* ACTIONS TO TAKE:
1 – According to the passage on Wages of Fear, whose examination is the author's analysis of the film founded upon?
2 – List every term that the passage on Wages of Fear says representations of space negotiate.

* TEXT SHOWN:
========

I have chosen to consider this American composite by focusing on a film that is set somewhere in the Americas: Le Salaire de la peur (Wages of Fear) (1953). My use of this European text is not meant to reflect either a definitive representation and reading of American spaces, nor its opposite, an erroneous and/or romanticized representation. Representations of space that necessitate an active (and narrative) identification on the part of the viewer must, in some way, perform a process that alludes to, or actively embodies, the concept of belonging. [End Page 140] All such representations, therefore, negotiate distinction and sameness, foreign and native. This film is no different. I do not gauge the Americanness of this film, because I question the worth of such an engagement as well as its efficacy. I do, however, wish to emphasize the European, read non-American, nature of this text if for no other reason than to highlight the importance of distance in representations of belonging. The film's representations of the Americas make constant reference to spaces beyond American borders and seem to construct the Americas as one almost homogeneous space. My analysis of this film, in particular, is founded upon Michel de Certeau's examination of the ways in which distance manifests in a narrative text's content and structure.

========

* INFORMATION SUPPLIED:

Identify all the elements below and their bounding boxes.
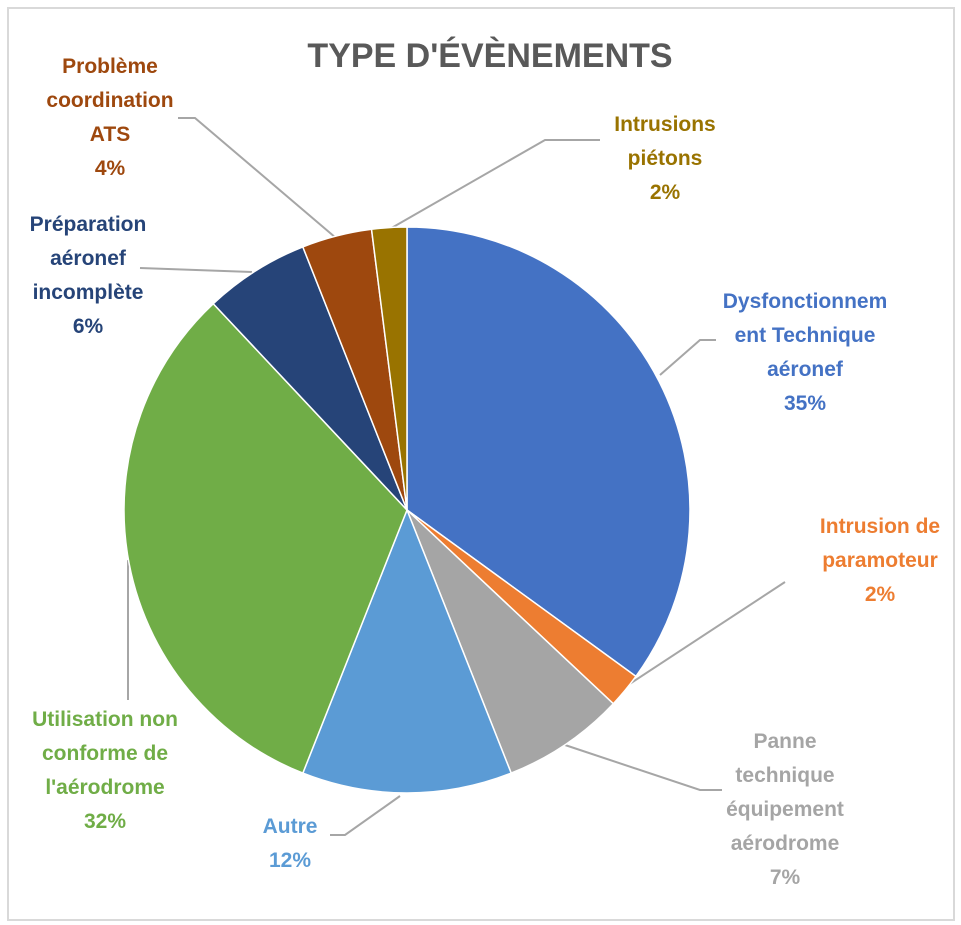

========

* ANSWER SET:
1 – Michel de Certeau's examination of how distance manifests in a narrative text's content and structure.

2 – Distinction, sameness, foreign, native